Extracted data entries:
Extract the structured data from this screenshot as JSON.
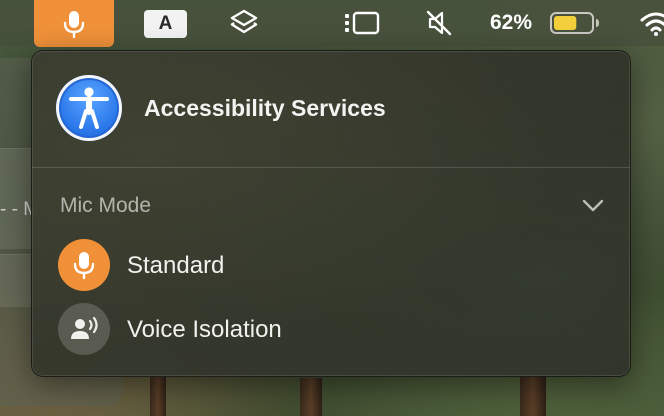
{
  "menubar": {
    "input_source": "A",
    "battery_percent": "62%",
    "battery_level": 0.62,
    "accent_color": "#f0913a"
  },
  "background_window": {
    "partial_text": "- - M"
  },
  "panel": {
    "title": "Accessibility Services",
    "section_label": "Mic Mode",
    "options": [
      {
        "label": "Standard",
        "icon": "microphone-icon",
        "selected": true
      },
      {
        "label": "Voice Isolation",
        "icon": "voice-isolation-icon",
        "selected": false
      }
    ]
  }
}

_To be done_:
Omit the pictures. Transcribe every record exactly.

_Response to this task_:
Extract the structured data from this screenshot as JSON.
{
  "menubar": {
    "input_source": "A",
    "battery_percent": "62%",
    "battery_level": 0.62,
    "accent_color": "#f0913a"
  },
  "background_window": {
    "partial_text": "- - M"
  },
  "panel": {
    "title": "Accessibility Services",
    "section_label": "Mic Mode",
    "options": [
      {
        "label": "Standard",
        "icon": "microphone-icon",
        "selected": true
      },
      {
        "label": "Voice Isolation",
        "icon": "voice-isolation-icon",
        "selected": false
      }
    ]
  }
}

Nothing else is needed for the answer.